### Work instructions:
Return every line of the data below unchanged, from the first line to the last.

==== Input

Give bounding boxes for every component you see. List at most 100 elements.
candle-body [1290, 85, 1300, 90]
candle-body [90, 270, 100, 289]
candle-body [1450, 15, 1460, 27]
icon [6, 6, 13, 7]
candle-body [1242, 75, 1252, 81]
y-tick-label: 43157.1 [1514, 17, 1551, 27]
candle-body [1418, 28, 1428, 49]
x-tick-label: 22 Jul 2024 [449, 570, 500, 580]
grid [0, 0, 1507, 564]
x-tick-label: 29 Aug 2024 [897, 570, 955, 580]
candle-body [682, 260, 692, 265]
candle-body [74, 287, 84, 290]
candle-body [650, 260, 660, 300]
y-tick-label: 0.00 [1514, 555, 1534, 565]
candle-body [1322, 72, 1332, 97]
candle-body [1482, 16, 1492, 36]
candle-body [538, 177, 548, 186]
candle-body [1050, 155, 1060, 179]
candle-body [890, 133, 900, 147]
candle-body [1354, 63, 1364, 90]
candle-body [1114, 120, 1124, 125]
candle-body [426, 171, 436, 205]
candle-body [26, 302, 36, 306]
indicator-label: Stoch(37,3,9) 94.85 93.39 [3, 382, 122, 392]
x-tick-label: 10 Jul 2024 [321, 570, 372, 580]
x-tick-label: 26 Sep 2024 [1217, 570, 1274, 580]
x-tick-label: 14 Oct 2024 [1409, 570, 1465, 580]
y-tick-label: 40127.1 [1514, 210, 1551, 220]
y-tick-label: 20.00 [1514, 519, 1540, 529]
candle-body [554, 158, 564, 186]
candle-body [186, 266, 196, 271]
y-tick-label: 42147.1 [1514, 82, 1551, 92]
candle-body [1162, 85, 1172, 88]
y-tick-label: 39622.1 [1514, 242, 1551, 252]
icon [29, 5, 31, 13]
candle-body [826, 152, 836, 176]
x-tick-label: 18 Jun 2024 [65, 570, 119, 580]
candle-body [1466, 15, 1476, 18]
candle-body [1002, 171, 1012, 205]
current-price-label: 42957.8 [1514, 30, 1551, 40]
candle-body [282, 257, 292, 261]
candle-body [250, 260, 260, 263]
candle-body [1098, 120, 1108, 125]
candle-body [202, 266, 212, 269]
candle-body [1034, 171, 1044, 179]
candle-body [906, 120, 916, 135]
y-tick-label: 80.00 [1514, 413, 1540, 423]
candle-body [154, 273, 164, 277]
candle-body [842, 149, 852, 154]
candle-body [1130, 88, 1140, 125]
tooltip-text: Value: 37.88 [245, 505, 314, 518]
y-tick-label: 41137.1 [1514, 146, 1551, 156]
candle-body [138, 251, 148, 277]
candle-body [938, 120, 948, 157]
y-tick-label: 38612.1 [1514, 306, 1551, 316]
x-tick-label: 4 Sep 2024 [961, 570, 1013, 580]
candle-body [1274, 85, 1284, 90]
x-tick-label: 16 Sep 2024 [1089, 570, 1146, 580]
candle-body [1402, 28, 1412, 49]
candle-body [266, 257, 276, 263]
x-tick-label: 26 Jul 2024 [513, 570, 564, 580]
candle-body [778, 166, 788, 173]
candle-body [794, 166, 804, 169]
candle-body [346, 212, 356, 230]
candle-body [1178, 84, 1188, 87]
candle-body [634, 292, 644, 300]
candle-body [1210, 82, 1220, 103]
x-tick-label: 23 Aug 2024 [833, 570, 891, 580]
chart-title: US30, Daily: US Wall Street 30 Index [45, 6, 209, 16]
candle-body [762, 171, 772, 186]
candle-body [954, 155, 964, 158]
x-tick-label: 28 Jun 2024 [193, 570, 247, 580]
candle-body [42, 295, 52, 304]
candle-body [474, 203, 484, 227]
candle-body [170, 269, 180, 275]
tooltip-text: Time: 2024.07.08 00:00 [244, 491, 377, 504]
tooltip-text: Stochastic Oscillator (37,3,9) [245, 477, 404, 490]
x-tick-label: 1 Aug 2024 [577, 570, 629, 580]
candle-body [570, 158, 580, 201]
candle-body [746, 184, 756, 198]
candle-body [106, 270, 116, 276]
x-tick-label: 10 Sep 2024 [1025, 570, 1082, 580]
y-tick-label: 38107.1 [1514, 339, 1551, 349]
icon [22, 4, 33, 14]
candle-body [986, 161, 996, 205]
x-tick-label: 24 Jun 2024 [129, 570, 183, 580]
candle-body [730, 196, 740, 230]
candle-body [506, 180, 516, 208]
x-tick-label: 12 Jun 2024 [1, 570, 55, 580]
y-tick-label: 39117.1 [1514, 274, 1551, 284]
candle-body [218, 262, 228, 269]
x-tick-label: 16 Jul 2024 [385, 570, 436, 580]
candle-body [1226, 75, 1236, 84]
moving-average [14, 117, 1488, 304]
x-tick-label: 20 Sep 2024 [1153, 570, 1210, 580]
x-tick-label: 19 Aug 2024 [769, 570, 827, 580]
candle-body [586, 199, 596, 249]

========

### Result for this exercise:
Give bounding boxes for every component you see. List at most 100 elements.
candle-body [1290, 85, 1300, 90]
candle-body [90, 270, 100, 289]
candle-body [1450, 15, 1460, 27]
icon [6, 6, 13, 7]
candle-body [1242, 75, 1252, 81]
y-tick-label: 43157.1 [1514, 17, 1551, 27]
candle-body [1418, 28, 1428, 49]
x-tick-label: 22 Jul 2024 [449, 570, 500, 580]
grid [0, 0, 1507, 564]
x-tick-label: 29 Aug 2024 [897, 570, 955, 580]
candle-body [682, 260, 692, 265]
candle-body [74, 287, 84, 290]
candle-body [650, 260, 660, 300]
y-tick-label: 0.00 [1514, 555, 1534, 565]
candle-body [1322, 72, 1332, 97]
candle-body [1482, 16, 1492, 36]
candle-body [538, 177, 548, 186]
candle-body [1050, 155, 1060, 179]
candle-body [890, 133, 900, 147]
candle-body [1354, 63, 1364, 90]
candle-body [1114, 120, 1124, 125]
candle-body [426, 171, 436, 205]
candle-body [26, 302, 36, 306]
indicator-label: Stoch(37,3,9) 94.85 93.39 [3, 382, 122, 392]
x-tick-label: 10 Jul 2024 [321, 570, 372, 580]
x-tick-label: 26 Sep 2024 [1217, 570, 1274, 580]
x-tick-label: 14 Oct 2024 [1409, 570, 1465, 580]
y-tick-label: 40127.1 [1514, 210, 1551, 220]
y-tick-label: 20.00 [1514, 519, 1540, 529]
candle-body [554, 158, 564, 186]
candle-body [186, 266, 196, 271]
y-tick-label: 42147.1 [1514, 82, 1551, 92]
candle-body [1162, 85, 1172, 88]
y-tick-label: 39622.1 [1514, 242, 1551, 252]
icon [29, 5, 31, 13]
candle-body [826, 152, 836, 176]
x-tick-label: 18 Jun 2024 [65, 570, 119, 580]
candle-body [1466, 15, 1476, 18]
candle-body [1002, 171, 1012, 205]
current-price-label: 42957.8 [1514, 30, 1551, 40]
candle-body [282, 257, 292, 261]
candle-body [250, 260, 260, 263]
candle-body [1098, 120, 1108, 125]
candle-body [202, 266, 212, 269]
candle-body [1034, 171, 1044, 179]
candle-body [906, 120, 916, 135]
y-tick-label: 80.00 [1514, 413, 1540, 423]
candle-body [154, 273, 164, 277]
candle-body [842, 149, 852, 154]
candle-body [1130, 88, 1140, 125]
tooltip-text: Value: 37.88 [245, 505, 314, 518]
y-tick-label: 41137.1 [1514, 146, 1551, 156]
candle-body [138, 251, 148, 277]
candle-body [938, 120, 948, 157]
y-tick-label: 38612.1 [1514, 306, 1551, 316]
x-tick-label: 4 Sep 2024 [961, 570, 1013, 580]
candle-body [1274, 85, 1284, 90]
x-tick-label: 16 Sep 2024 [1089, 570, 1146, 580]
candle-body [1402, 28, 1412, 49]
candle-body [266, 257, 276, 263]
x-tick-label: 26 Jul 2024 [513, 570, 564, 580]
candle-body [778, 166, 788, 173]
candle-body [794, 166, 804, 169]
candle-body [346, 212, 356, 230]
candle-body [1178, 84, 1188, 87]
candle-body [634, 292, 644, 300]
candle-body [1210, 82, 1220, 103]
x-tick-label: 23 Aug 2024 [833, 570, 891, 580]
chart-title: US30, Daily: US Wall Street 30 Index [45, 6, 209, 16]
candle-body [762, 171, 772, 186]
candle-body [954, 155, 964, 158]
x-tick-label: 28 Jun 2024 [193, 570, 247, 580]
candle-body [42, 295, 52, 304]
candle-body [474, 203, 484, 227]
candle-body [170, 269, 180, 275]
tooltip-text: Time: 2024.07.08 00:00 [244, 491, 377, 504]
tooltip-text: Stochastic Oscillator (37,3,9) [245, 477, 404, 490]
x-tick-label: 1 Aug 2024 [577, 570, 629, 580]
candle-body [570, 158, 580, 201]
candle-body [746, 184, 756, 198]
candle-body [106, 270, 116, 276]
x-tick-label: 10 Sep 2024 [1025, 570, 1082, 580]
y-tick-label: 38107.1 [1514, 339, 1551, 349]
icon [22, 4, 33, 14]
candle-body [986, 161, 996, 205]
x-tick-label: 24 Jun 2024 [129, 570, 183, 580]
candle-body [730, 196, 740, 230]
candle-body [506, 180, 516, 208]
x-tick-label: 12 Jun 2024 [1, 570, 55, 580]
y-tick-label: 39117.1 [1514, 274, 1551, 284]
candle-body [218, 262, 228, 269]
x-tick-label: 16 Jul 2024 [385, 570, 436, 580]
candle-body [1226, 75, 1236, 84]
moving-average [14, 117, 1488, 304]
x-tick-label: 20 Sep 2024 [1153, 570, 1210, 580]
x-tick-label: 19 Aug 2024 [769, 570, 827, 580]
candle-body [586, 199, 596, 249]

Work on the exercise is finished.